Information given:

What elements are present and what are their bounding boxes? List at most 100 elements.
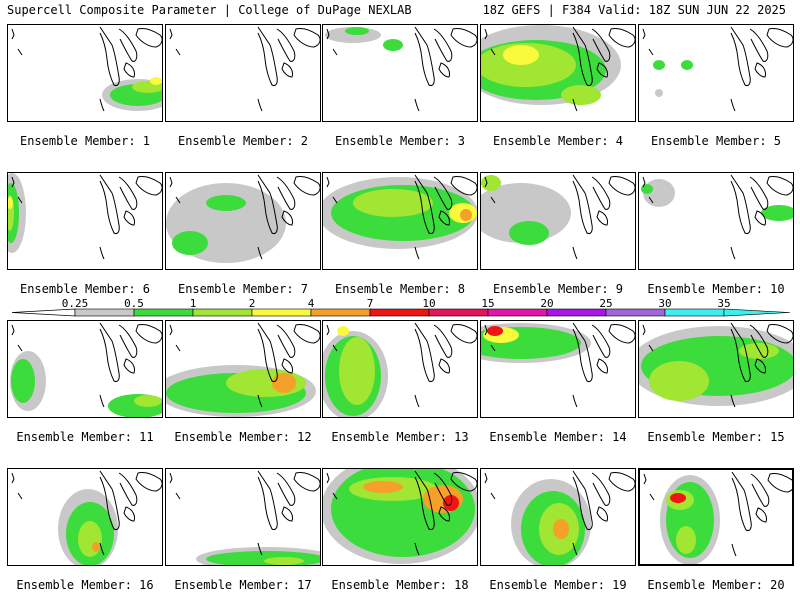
ensemble-member-map [7,24,163,122]
colorbar-segment [369,308,430,317]
state-border-outline [99,542,105,556]
colorbar-tick-label: 15 [481,297,495,310]
ensemble-member-map [7,172,163,270]
ensemble-member-label: Ensemble Member: 19 [489,578,627,592]
ensemble-member-label: Ensemble Member: 10 [647,282,785,296]
ensemble-member-map [480,172,636,270]
coastline-outline [484,472,496,500]
ensemble-member-label: Ensemble Member: 9 [492,282,624,296]
state-border-outline [730,98,736,112]
scp-field-map [166,174,320,263]
ensemble-member-map [638,320,794,418]
state-border-outline [257,98,263,112]
scp-field-map [169,26,320,112]
coastline-outline [326,176,338,204]
coastline-outline [484,28,496,56]
ensemble-member-map [322,320,478,418]
state-border-outline [414,98,420,112]
colorbar-segment [605,308,666,317]
coastline-outline [484,324,496,352]
great-lakes-outline [257,470,320,530]
colorbar-tick-label: 2 [248,297,256,310]
scp-field-map [10,322,162,417]
coastline-outline [642,28,654,56]
coastline-outline [326,324,338,352]
scp-contour-area [172,231,208,255]
scp-contour-area [11,359,35,403]
great-lakes-outline [731,471,792,531]
state-border-outline [414,246,420,260]
colorbar-tick-label: 0.5 [124,297,144,310]
great-lakes-outline [414,174,477,234]
scp-contour-area [503,45,539,65]
great-lakes-outline [572,322,635,382]
colorbar-high-arrow [723,308,791,317]
great-lakes-outline [730,26,793,86]
great-lakes-outline [572,26,635,86]
scp-contour-area [78,521,102,557]
ensemble-member-map [322,172,478,270]
state-border-outline [99,98,105,112]
coastline-outline [169,324,181,352]
ensemble-member-map [638,172,794,270]
great-lakes-outline [414,322,477,382]
scp-contour-area [676,526,696,554]
state-border-outline [414,394,420,408]
ensemble-member-map [480,468,636,566]
state-border-outline [414,542,420,556]
scp-field-map [481,322,635,408]
great-lakes-outline [257,174,320,234]
ensemble-member-label: Ensemble Member: 15 [647,430,785,444]
ensemble-member-label: Ensemble Member: 1 [19,134,151,148]
coastline-outline [169,28,181,56]
great-lakes-outline [572,470,635,530]
scp-contour-area [655,89,663,97]
great-lakes-outline [414,470,477,530]
scp-field-map [642,26,793,112]
state-border-outline [257,394,263,408]
scp-contour-area [383,39,403,51]
scp-contour-area [8,197,13,209]
scp-field-map [8,173,162,260]
ensemble-member-map [480,24,636,122]
colorbar-tick-label: 35 [717,297,731,310]
scp-contour-area [481,183,571,243]
ensemble-member-map [165,24,321,122]
colorbar-tick-label: 25 [599,297,613,310]
scp-contour-area [641,184,653,194]
colorbar-tick-label: 7 [366,297,374,310]
coastline-outline [326,28,338,56]
state-border-outline [257,246,263,260]
state-border-outline [572,98,578,112]
ensemble-member-map [7,468,163,566]
scp-field-map [641,174,793,260]
ensemble-member-map [322,24,478,122]
scp-contour-area [649,361,709,401]
scp-field-map [484,470,635,565]
ensemble-member-map [165,320,321,418]
ensemble-member-map [480,320,636,418]
scp-contour-area [337,326,349,336]
state-border-outline [730,394,736,408]
state-border-outline [731,543,737,557]
state-border-outline [572,542,578,556]
colorbar-tick-label: 20 [540,297,554,310]
ensemble-member-label: Ensemble Member: 5 [650,134,782,148]
ensemble-member-map [638,24,794,122]
scp-contour-area [653,60,665,70]
scp-field-map [11,26,162,112]
scp-contour-area [339,337,375,405]
coastline-outline [11,176,23,204]
colorbar-tick-label: 4 [307,297,315,310]
scp-field-map [481,25,635,112]
coastline-outline [11,472,23,500]
ensemble-member-label: Ensemble Member: 3 [334,134,466,148]
scp-field-map [323,174,477,260]
coastline-outline [643,473,655,501]
ensemble-member-map [165,172,321,270]
scp-contour-area [363,481,403,493]
scp-contour-area [272,373,296,393]
scp-contour-area [353,189,433,217]
great-lakes-outline [730,174,793,234]
ensemble-member-label: Ensemble Member: 11 [16,430,154,444]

Task to carry out: Rewrite every line of the entries above as a JSON list of strings, with one string per line and no blank lines, and leave out the picture.

Written answer:
[
  "What elements are present and what are their bounding boxes? List at most 100 elements.",
  "ensemble-member-map [7,24,163,122]",
  "colorbar-segment [369,308,430,317]",
  "state-border-outline [99,542,105,556]",
  "colorbar-tick-label: 15 [481,297,495,310]",
  "ensemble-member-map [7,172,163,270]",
  "ensemble-member-label: Ensemble Member: 19 [489,578,627,592]",
  "ensemble-member-label: Ensemble Member: 10 [647,282,785,296]",
  "ensemble-member-map [480,172,636,270]",
  "coastline-outline [484,472,496,500]",
  "ensemble-member-label: Ensemble Member: 9 [492,282,624,296]",
  "state-border-outline [730,98,736,112]",
  "scp-field-map [166,174,320,263]",
  "ensemble-member-map [638,320,794,418]",
  "state-border-outline [257,98,263,112]",
  "scp-field-map [169,26,320,112]",
  "coastline-outline [326,176,338,204]",
  "coastline-outline [484,28,496,56]",
  "ensemble-member-map [322,320,478,418]",
  "state-border-outline [414,98,420,112]",
  "colorbar-segment [605,308,666,317]",
  "coastline-outline [484,324,496,352]",
  "great-lakes-outline [257,470,320,530]",
  "colorbar-tick-label: 2 [248,297,256,310]",
  "scp-field-map [10,322,162,417]",
  "coastline-outline [642,28,654,56]",
  "coastline-outline [326,324,338,352]",
  "scp-contour-area [172,231,208,255]",
  "scp-contour-area [11,359,35,403]",
  "great-lakes-outline [731,471,792,531]",
  "state-border-outline [414,246,420,260]",
  "colorbar-tick-label: 0.5 [124,297,144,310]",
  "great-lakes-outline [414,174,477,234]",
  "scp-contour-area [503,45,539,65]",
  "great-lakes-outline [572,322,635,382]",
  "colorbar-high-arrow [723,308,791,317]",
  "great-lakes-outline [730,26,793,86]",
  "great-lakes-outline [572,26,635,86]",
  "scp-contour-area [78,521,102,557]",
  "ensemble-member-map [322,172,478,270]",
  "state-border-outline [99,98,105,112]",
  "coastline-outline [169,324,181,352]",
  "ensemble-member-map [638,172,794,270]",
  "great-lakes-outline [414,322,477,382]",
  "scp-contour-area [676,526,696,554]",
  "state-border-outline [414,394,420,408]",
  "ensemble-member-map [480,468,636,566]",
  "state-border-outline [414,542,420,556]",
  "scp-field-map [481,322,635,408]",
  "great-lakes-outline [257,174,320,234]",
  "ensemble-member-label: Ensemble Member: 15 [647,430,785,444]",
  "ensemble-member-label: Ensemble Member: 1 [19,134,151,148]",
  "coastline-outline [169,28,181,56]",
  "great-lakes-outline [572,470,635,530]",
  "scp-contour-area [655,89,663,97]",
  "great-lakes-outline [414,470,477,530]",
  "scp-field-map [642,26,793,112]",
  "state-border-outline [257,394,263,408]",
  "scp-contour-area [383,39,403,51]",
  "scp-contour-area [8,197,13,209]",
  "scp-field-map [8,173,162,260]",
  "ensemble-member-map [480,24,636,122]",
  "colorbar-tick-label: 35 [717,297,731,310]",
  "scp-contour-area [481,183,571,243]",
  "ensemble-member-map [165,24,321,122]",
  "colorbar-tick-label: 25 [599,297,613,310]",
  "scp-contour-area [641,184,653,194]",
  "colorbar-tick-label: 7 [366,297,374,310]",
  "coastline-outline [326,28,338,56]",
  "state-border-outline [257,246,263,260]",
  "state-border-outline [572,98,578,112]",
  "ensemble-member-map [7,468,163,566]",
  "scp-field-map [641,174,793,260]",
  "ensemble-member-map [322,24,478,122]",
  "scp-contour-area [649,361,709,401]",
  "scp-field-map [484,470,635,565]",
  "ensemble-member-map [165,320,321,418]",
  "ensemble-member-map [480,320,636,418]",
  "scp-contour-area [337,326,349,336]",
  "state-border-outline [730,394,736,408]",
  "state-border-outline [731,543,737,557]",
  "state-border-outline [572,542,578,556]",
  "colorbar-tick-label: 20 [540,297,554,310]",
  "ensemble-member-label: Ensemble Member: 5 [650,134,782,148]",
  "ensemble-member-map [638,24,794,122]",
  "scp-contour-area [653,60,665,70]",
  "scp-field-map [11,26,162,112]",
  "scp-contour-area [339,337,375,405]",
  "coastline-outline [11,176,23,204]",
  "colorbar-tick-label: 4 [307,297,315,310]",
  "scp-field-map [481,25,635,112]",
  "coastline-outline [11,472,23,500]",
  "ensemble-member-label: Ensemble Member: 3 [334,134,466,148]",
  "scp-field-map [323,174,477,260]",
  "coastline-outline [643,473,655,501]",
  "ensemble-member-map [165,172,321,270]",
  "scp-contour-area [363,481,403,493]",
  "scp-contour-area [272,373,296,393]",
  "scp-contour-area [353,189,433,217]",
  "great-lakes-outline [730,174,793,234]",
  "ensemble-member-label: Ensemble Member: 11 [16,430,154,444]"
]